Job: Images appear in the records below; leave them out and repeat everything else exactly.

[Extracted records]
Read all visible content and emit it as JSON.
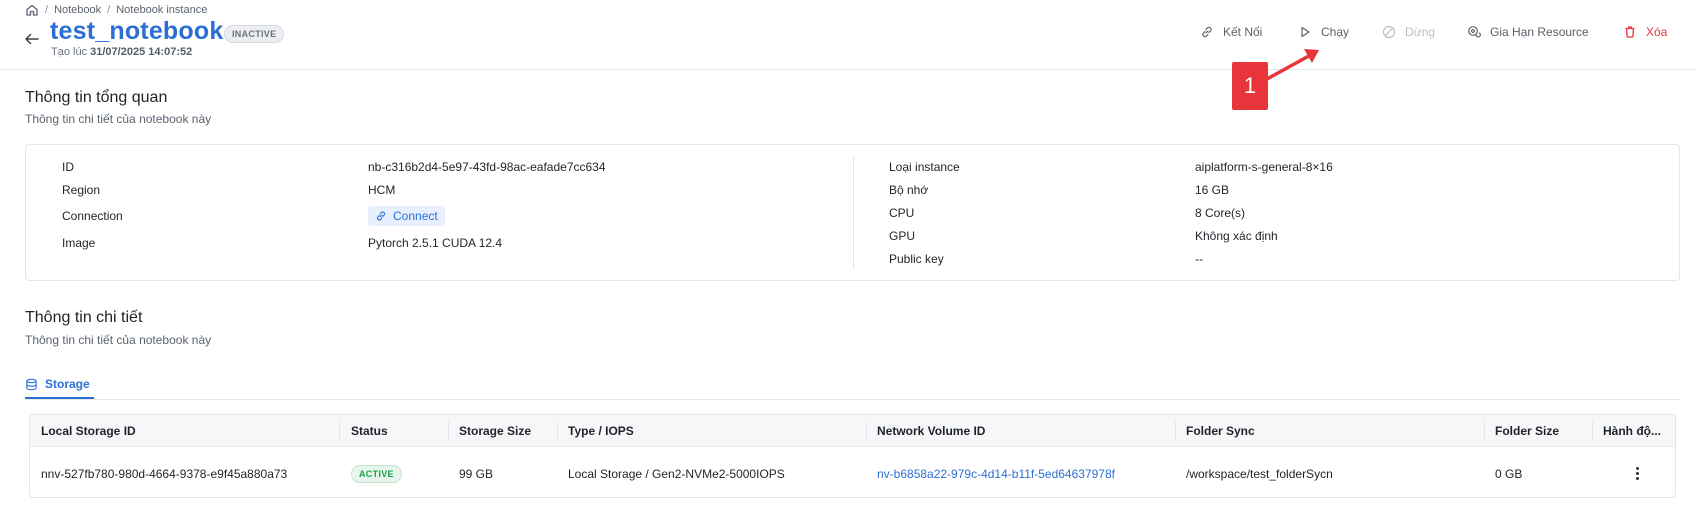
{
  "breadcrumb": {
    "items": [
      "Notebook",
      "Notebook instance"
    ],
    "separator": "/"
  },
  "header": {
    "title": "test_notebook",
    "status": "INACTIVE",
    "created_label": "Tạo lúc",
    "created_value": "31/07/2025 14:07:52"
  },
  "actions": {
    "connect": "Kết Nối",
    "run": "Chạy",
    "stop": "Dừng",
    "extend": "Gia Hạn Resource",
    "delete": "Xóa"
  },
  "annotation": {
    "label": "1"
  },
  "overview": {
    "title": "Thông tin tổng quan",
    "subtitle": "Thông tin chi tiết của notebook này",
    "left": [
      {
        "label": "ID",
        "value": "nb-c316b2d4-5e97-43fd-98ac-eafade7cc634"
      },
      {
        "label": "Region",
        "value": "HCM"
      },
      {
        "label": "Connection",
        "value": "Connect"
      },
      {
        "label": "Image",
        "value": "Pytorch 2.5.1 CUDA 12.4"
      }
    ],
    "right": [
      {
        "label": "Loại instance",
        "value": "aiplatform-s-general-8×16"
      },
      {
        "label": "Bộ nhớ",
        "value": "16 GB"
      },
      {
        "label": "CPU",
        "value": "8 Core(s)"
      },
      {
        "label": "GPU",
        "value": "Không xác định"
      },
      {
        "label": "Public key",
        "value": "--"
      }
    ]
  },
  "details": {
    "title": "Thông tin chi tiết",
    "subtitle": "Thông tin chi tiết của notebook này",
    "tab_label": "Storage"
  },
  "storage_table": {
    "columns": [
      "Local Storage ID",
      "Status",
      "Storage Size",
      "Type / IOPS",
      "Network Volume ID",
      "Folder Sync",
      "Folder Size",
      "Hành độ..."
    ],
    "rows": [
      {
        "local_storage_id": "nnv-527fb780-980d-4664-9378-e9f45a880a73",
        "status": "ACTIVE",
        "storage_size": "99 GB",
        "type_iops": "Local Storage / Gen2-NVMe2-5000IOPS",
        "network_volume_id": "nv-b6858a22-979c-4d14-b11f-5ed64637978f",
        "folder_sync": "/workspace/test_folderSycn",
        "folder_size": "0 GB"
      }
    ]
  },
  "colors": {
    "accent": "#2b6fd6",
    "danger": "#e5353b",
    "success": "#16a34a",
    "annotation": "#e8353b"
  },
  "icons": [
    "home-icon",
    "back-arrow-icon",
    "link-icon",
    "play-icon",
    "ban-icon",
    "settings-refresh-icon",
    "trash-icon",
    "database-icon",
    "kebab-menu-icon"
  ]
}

Expected answer:
Read all visible content and emit it as JSON.
{
  "breadcrumb": {
    "items": [
      "Notebook",
      "Notebook instance"
    ],
    "separator": "/"
  },
  "header": {
    "title": "test_notebook",
    "status": "INACTIVE",
    "created_label": "Tạo lúc",
    "created_value": "31/07/2025 14:07:52"
  },
  "actions": {
    "connect": "Kết Nối",
    "run": "Chạy",
    "stop": "Dừng",
    "extend": "Gia Hạn Resource",
    "delete": "Xóa"
  },
  "annotation": {
    "label": "1"
  },
  "overview": {
    "title": "Thông tin tổng quan",
    "subtitle": "Thông tin chi tiết của notebook này",
    "left": [
      {
        "label": "ID",
        "value": "nb-c316b2d4-5e97-43fd-98ac-eafade7cc634"
      },
      {
        "label": "Region",
        "value": "HCM"
      },
      {
        "label": "Connection",
        "value": "Connect"
      },
      {
        "label": "Image",
        "value": "Pytorch 2.5.1 CUDA 12.4"
      }
    ],
    "right": [
      {
        "label": "Loại instance",
        "value": "aiplatform-s-general-8×16"
      },
      {
        "label": "Bộ nhớ",
        "value": "16 GB"
      },
      {
        "label": "CPU",
        "value": "8 Core(s)"
      },
      {
        "label": "GPU",
        "value": "Không xác định"
      },
      {
        "label": "Public key",
        "value": "--"
      }
    ]
  },
  "details": {
    "title": "Thông tin chi tiết",
    "subtitle": "Thông tin chi tiết của notebook này",
    "tab_label": "Storage"
  },
  "storage_table": {
    "columns": [
      "Local Storage ID",
      "Status",
      "Storage Size",
      "Type / IOPS",
      "Network Volume ID",
      "Folder Sync",
      "Folder Size",
      "Hành độ..."
    ],
    "rows": [
      {
        "local_storage_id": "nnv-527fb780-980d-4664-9378-e9f45a880a73",
        "status": "ACTIVE",
        "storage_size": "99 GB",
        "type_iops": "Local Storage / Gen2-NVMe2-5000IOPS",
        "network_volume_id": "nv-b6858a22-979c-4d14-b11f-5ed64637978f",
        "folder_sync": "/workspace/test_folderSycn",
        "folder_size": "0 GB"
      }
    ]
  },
  "colors": {
    "accent": "#2b6fd6",
    "danger": "#e5353b",
    "success": "#16a34a",
    "annotation": "#e8353b"
  },
  "icons": [
    "home-icon",
    "back-arrow-icon",
    "link-icon",
    "play-icon",
    "ban-icon",
    "settings-refresh-icon",
    "trash-icon",
    "database-icon",
    "kebab-menu-icon"
  ]
}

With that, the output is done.